Task goal:
Here are some records; copy every line that holds the word "image".

_ _ _ _ _ _ _

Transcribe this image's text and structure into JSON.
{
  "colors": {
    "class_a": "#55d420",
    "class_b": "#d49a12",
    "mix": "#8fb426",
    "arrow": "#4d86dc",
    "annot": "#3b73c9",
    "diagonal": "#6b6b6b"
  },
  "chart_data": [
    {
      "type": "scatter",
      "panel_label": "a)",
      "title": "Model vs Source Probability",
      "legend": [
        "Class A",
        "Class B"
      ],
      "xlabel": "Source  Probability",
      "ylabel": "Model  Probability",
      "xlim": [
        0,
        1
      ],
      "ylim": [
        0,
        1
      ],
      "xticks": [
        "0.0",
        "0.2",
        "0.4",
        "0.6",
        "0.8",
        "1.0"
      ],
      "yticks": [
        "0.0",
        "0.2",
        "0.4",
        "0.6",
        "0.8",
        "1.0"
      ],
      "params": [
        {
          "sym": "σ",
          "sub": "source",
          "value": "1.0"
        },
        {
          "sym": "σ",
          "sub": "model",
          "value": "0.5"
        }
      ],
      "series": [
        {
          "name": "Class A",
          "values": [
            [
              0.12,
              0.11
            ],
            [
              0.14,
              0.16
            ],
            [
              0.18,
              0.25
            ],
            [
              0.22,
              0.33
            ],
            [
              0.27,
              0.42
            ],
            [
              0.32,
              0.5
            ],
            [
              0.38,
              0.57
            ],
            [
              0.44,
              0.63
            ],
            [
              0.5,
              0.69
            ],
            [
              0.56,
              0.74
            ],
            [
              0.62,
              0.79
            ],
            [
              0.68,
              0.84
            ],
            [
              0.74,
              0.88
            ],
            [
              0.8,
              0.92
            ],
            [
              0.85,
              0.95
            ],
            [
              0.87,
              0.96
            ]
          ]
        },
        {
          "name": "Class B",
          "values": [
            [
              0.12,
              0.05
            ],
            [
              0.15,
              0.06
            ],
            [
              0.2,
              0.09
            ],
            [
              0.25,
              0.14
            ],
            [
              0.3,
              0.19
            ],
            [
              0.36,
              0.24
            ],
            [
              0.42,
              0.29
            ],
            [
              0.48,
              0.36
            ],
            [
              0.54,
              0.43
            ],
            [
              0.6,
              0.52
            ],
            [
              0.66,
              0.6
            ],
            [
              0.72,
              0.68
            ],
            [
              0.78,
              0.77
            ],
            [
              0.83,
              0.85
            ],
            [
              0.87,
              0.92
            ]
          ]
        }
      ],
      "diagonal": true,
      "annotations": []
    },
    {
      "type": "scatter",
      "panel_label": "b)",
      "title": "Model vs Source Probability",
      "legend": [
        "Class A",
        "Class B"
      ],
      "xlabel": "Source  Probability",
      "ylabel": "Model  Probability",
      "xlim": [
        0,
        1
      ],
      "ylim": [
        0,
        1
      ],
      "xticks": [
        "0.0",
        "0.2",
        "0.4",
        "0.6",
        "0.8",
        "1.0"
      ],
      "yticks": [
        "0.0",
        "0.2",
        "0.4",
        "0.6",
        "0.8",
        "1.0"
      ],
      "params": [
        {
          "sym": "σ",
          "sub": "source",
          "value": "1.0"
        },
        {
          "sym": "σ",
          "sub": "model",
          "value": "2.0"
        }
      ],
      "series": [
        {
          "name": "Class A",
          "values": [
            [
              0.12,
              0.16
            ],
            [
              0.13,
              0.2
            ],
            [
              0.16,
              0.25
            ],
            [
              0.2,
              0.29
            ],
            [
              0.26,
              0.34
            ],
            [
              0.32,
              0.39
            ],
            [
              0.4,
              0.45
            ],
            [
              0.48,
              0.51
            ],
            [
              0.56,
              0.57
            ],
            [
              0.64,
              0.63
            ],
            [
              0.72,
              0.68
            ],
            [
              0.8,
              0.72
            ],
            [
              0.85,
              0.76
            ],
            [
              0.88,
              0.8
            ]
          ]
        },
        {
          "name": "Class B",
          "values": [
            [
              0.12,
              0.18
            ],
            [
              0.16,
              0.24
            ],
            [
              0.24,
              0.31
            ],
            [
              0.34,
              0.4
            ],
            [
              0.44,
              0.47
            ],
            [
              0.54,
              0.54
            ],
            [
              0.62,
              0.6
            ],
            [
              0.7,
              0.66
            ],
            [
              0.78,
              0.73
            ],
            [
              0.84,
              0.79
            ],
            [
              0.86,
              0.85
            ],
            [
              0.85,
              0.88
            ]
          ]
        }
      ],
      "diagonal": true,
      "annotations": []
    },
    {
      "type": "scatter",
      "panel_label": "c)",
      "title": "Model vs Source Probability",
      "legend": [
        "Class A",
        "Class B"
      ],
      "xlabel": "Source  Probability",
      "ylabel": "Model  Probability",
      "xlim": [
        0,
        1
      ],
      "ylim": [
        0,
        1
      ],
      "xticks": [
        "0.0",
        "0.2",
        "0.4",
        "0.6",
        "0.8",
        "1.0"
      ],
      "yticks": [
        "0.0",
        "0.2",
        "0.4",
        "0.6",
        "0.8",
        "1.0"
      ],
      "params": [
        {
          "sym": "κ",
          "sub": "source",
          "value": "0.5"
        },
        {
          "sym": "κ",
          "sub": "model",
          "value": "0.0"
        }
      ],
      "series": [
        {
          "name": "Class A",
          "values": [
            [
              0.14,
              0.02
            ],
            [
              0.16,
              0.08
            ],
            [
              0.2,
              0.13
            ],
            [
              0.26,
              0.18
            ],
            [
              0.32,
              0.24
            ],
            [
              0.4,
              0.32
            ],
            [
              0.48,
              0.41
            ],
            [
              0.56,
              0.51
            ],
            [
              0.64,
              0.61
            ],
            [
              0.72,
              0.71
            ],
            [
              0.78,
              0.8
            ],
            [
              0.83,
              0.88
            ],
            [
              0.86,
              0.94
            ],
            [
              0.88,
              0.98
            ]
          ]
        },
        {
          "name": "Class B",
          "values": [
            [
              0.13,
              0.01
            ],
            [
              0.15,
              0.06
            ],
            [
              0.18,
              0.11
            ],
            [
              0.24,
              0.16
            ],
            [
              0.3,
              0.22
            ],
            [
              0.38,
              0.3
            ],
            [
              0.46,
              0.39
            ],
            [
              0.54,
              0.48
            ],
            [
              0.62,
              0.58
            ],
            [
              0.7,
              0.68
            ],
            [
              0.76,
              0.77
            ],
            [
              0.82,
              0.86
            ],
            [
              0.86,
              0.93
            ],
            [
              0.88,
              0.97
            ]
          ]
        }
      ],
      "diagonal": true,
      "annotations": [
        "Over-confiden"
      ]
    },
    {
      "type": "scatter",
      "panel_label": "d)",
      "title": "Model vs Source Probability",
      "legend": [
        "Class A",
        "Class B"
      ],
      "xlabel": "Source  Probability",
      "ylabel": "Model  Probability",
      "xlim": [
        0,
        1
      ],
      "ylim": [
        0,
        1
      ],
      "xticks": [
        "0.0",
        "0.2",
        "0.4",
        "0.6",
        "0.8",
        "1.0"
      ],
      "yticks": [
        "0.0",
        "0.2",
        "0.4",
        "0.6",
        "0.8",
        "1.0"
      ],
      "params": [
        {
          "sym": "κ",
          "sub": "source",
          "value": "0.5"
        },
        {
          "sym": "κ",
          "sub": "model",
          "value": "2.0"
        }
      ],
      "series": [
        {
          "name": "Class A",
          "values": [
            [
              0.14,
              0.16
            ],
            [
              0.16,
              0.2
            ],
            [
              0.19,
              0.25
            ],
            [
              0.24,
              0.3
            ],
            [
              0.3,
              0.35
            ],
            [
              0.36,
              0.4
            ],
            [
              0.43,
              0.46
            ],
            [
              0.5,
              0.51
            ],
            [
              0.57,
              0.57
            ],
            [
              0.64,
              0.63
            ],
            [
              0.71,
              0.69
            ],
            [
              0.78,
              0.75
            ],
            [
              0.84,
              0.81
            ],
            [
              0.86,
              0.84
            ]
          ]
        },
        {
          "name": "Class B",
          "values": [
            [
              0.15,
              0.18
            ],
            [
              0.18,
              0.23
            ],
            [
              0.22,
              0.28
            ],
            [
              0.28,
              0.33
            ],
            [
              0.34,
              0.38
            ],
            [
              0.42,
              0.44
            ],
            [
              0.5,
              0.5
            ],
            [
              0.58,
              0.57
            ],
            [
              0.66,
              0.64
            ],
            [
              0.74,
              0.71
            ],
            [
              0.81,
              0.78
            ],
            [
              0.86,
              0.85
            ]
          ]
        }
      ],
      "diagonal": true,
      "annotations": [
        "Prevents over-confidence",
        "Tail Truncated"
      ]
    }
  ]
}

_ _ _ _ _ _ _

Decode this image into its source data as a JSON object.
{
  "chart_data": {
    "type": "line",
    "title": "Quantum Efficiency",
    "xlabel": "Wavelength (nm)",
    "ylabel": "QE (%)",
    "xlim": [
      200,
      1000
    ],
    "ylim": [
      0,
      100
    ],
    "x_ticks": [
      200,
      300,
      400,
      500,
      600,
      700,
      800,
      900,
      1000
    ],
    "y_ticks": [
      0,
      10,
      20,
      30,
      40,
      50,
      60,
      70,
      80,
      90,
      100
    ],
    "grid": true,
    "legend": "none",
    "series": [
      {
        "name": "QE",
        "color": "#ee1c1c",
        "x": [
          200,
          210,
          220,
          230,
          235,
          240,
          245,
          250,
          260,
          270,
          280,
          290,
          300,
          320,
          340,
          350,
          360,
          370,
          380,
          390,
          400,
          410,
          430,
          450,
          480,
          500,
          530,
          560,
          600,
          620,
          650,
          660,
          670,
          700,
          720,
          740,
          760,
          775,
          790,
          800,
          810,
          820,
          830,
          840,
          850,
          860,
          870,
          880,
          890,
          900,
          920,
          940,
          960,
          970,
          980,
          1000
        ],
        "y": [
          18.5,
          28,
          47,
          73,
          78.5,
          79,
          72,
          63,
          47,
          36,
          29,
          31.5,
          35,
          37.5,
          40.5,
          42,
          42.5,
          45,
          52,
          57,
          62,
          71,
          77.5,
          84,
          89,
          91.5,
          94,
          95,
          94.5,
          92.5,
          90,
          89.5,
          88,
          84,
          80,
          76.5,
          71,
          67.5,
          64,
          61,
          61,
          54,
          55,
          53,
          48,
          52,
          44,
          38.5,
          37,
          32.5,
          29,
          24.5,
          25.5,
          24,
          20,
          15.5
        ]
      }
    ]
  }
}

_ _ _ _ _ _ _

The response:
Transcribe this image's text and structure into JSON.
Decode this image into its source data as a JSON object.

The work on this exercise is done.